— Stored data —
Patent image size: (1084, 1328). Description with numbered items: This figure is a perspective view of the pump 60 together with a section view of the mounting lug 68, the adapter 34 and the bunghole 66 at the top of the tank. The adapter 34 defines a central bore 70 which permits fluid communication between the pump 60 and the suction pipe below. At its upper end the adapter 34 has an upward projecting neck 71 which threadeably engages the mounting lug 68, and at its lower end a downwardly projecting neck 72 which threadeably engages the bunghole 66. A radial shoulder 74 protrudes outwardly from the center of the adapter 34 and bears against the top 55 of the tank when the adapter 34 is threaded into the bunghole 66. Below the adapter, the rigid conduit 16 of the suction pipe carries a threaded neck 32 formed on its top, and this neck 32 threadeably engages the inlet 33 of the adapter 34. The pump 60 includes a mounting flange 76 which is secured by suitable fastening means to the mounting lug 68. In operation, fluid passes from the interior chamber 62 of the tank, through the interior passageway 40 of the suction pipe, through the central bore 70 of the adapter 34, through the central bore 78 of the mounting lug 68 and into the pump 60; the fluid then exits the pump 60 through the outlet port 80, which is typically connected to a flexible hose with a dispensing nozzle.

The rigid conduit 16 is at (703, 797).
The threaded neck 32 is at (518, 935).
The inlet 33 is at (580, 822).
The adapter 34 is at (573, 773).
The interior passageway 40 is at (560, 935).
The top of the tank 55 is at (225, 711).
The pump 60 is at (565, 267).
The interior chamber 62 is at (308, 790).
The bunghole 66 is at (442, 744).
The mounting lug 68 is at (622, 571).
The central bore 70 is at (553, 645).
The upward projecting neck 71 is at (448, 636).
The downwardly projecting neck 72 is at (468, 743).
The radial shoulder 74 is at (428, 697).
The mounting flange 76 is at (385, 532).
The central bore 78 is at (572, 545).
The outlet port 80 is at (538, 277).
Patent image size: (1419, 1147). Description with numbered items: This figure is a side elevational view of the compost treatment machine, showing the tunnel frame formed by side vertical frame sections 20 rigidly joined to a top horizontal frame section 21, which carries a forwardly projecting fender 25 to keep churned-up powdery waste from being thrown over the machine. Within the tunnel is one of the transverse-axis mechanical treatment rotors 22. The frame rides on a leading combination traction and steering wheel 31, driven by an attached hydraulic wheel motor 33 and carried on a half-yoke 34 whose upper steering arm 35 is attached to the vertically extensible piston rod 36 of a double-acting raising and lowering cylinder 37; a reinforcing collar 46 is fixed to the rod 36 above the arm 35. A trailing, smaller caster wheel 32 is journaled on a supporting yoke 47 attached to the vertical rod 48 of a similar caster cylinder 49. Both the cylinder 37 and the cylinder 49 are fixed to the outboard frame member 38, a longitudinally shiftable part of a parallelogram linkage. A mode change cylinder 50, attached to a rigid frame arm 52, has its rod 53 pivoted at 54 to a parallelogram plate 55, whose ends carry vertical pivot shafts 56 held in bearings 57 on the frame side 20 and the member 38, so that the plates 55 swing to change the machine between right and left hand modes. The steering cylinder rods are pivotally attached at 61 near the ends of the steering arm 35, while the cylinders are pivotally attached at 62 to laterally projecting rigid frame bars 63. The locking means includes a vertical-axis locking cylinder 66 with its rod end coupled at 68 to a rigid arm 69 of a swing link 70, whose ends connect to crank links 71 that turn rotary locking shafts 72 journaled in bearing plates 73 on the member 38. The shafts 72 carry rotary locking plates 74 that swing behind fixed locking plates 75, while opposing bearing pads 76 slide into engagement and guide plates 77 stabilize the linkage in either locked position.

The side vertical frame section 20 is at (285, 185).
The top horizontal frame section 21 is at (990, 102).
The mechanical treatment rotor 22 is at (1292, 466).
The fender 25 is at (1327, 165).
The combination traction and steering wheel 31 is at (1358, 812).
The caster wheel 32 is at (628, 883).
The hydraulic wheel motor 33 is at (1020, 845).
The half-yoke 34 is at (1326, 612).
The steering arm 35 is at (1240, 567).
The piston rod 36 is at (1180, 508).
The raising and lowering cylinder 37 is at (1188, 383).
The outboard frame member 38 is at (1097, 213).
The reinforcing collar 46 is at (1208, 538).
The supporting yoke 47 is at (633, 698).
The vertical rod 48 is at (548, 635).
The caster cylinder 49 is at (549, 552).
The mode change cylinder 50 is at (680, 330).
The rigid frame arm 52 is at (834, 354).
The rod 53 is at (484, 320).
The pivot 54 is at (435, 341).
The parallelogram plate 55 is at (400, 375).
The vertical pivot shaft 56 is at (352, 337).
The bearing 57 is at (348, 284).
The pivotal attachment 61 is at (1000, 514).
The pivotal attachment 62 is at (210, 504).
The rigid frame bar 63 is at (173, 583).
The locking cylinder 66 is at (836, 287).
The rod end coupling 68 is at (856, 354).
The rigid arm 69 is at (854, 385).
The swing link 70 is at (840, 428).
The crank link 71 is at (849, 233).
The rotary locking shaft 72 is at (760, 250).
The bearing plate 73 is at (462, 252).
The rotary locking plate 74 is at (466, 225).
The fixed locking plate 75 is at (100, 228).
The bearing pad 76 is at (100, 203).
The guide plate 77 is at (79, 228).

— What to do —
Reproduce the rows above, substituting "Caption with reference numerals" for every occurrence of "Description with numbered items" and leaving all other text unchanged.

— The completed task —
Patent image size: (1084, 1328). Caption with reference numerals: This figure is a perspective view of the pump 60 together with a section view of the mounting lug 68, the adapter 34 and the bunghole 66 at the top of the tank. The adapter 34 defines a central bore 70 which permits fluid communication between the pump 60 and the suction pipe below. At its upper end the adapter 34 has an upward projecting neck 71 which threadeably engages the mounting lug 68, and at its lower end a downwardly projecting neck 72 which threadeably engages the bunghole 66. A radial shoulder 74 protrudes outwardly from the center of the adapter 34 and bears against the top 55 of the tank when the adapter 34 is threaded into the bunghole 66. Below the adapter, the rigid conduit 16 of the suction pipe carries a threaded neck 32 formed on its top, and this neck 32 threadeably engages the inlet 33 of the adapter 34. The pump 60 includes a mounting flange 76 which is secured by suitable fastening means to the mounting lug 68. In operation, fluid passes from the interior chamber 62 of the tank, through the interior passageway 40 of the suction pipe, through the central bore 70 of the adapter 34, through the central bore 78 of the mounting lug 68 and into the pump 60; the fluid then exits the pump 60 through the outlet port 80, which is typically connected to a flexible hose with a dispensing nozzle.

The rigid conduit 16 is at (703, 797).
The threaded neck 32 is at (518, 935).
The inlet 33 is at (580, 822).
The adapter 34 is at (573, 773).
The interior passageway 40 is at (560, 935).
The top of the tank 55 is at (225, 711).
The pump 60 is at (565, 267).
The interior chamber 62 is at (308, 790).
The bunghole 66 is at (442, 744).
The mounting lug 68 is at (622, 571).
The central bore 70 is at (553, 645).
The upward projecting neck 71 is at (448, 636).
The downwardly projecting neck 72 is at (468, 743).
The radial shoulder 74 is at (428, 697).
The mounting flange 76 is at (385, 532).
The central bore 78 is at (572, 545).
The outlet port 80 is at (538, 277).
Patent image size: (1419, 1147). Caption with reference numerals: This figure is a side elevational view of the compost treatment machine, showing the tunnel frame formed by side vertical frame sections 20 rigidly joined to a top horizontal frame section 21, which carries a forwardly projecting fender 25 to keep churned-up powdery waste from being thrown over the machine. Within the tunnel is one of the transverse-axis mechanical treatment rotors 22. The frame rides on a leading combination traction and steering wheel 31, driven by an attached hydraulic wheel motor 33 and carried on a half-yoke 34 whose upper steering arm 35 is attached to the vertically extensible piston rod 36 of a double-acting raising and lowering cylinder 37; a reinforcing collar 46 is fixed to the rod 36 above the arm 35. A trailing, smaller caster wheel 32 is journaled on a supporting yoke 47 attached to the vertical rod 48 of a similar caster cylinder 49. Both the cylinder 37 and the cylinder 49 are fixed to the outboard frame member 38, a longitudinally shiftable part of a parallelogram linkage. A mode change cylinder 50, attached to a rigid frame arm 52, has its rod 53 pivoted at 54 to a parallelogram plate 55, whose ends carry vertical pivot shafts 56 held in bearings 57 on the frame side 20 and the member 38, so that the plates 55 swing to change the machine between right and left hand modes. The steering cylinder rods are pivotally attached at 61 near the ends of the steering arm 35, while the cylinders are pivotally attached at 62 to laterally projecting rigid frame bars 63. The locking means includes a vertical-axis locking cylinder 66 with its rod end coupled at 68 to a rigid arm 69 of a swing link 70, whose ends connect to crank links 71 that turn rotary locking shafts 72 journaled in bearing plates 73 on the member 38. The shafts 72 carry rotary locking plates 74 that swing behind fixed locking plates 75, while opposing bearing pads 76 slide into engagement and guide plates 77 stabilize the linkage in either locked position.

The side vertical frame section 20 is at (285, 185).
The top horizontal frame section 21 is at (990, 102).
The mechanical treatment rotor 22 is at (1292, 466).
The fender 25 is at (1327, 165).
The combination traction and steering wheel 31 is at (1358, 812).
The caster wheel 32 is at (628, 883).
The hydraulic wheel motor 33 is at (1020, 845).
The half-yoke 34 is at (1326, 612).
The steering arm 35 is at (1240, 567).
The piston rod 36 is at (1180, 508).
The raising and lowering cylinder 37 is at (1188, 383).
The outboard frame member 38 is at (1097, 213).
The reinforcing collar 46 is at (1208, 538).
The supporting yoke 47 is at (633, 698).
The vertical rod 48 is at (548, 635).
The caster cylinder 49 is at (549, 552).
The mode change cylinder 50 is at (680, 330).
The rigid frame arm 52 is at (834, 354).
The rod 53 is at (484, 320).
The pivot 54 is at (435, 341).
The parallelogram plate 55 is at (400, 375).
The vertical pivot shaft 56 is at (352, 337).
The bearing 57 is at (348, 284).
The pivotal attachment 61 is at (1000, 514).
The pivotal attachment 62 is at (210, 504).
The rigid frame bar 63 is at (173, 583).
The locking cylinder 66 is at (836, 287).
The rod end coupling 68 is at (856, 354).
The rigid arm 69 is at (854, 385).
The swing link 70 is at (840, 428).
The crank link 71 is at (849, 233).
The rotary locking shaft 72 is at (760, 250).
The bearing plate 73 is at (462, 252).
The rotary locking plate 74 is at (466, 225).
The fixed locking plate 75 is at (100, 228).
The bearing pad 76 is at (100, 203).
The guide plate 77 is at (79, 228).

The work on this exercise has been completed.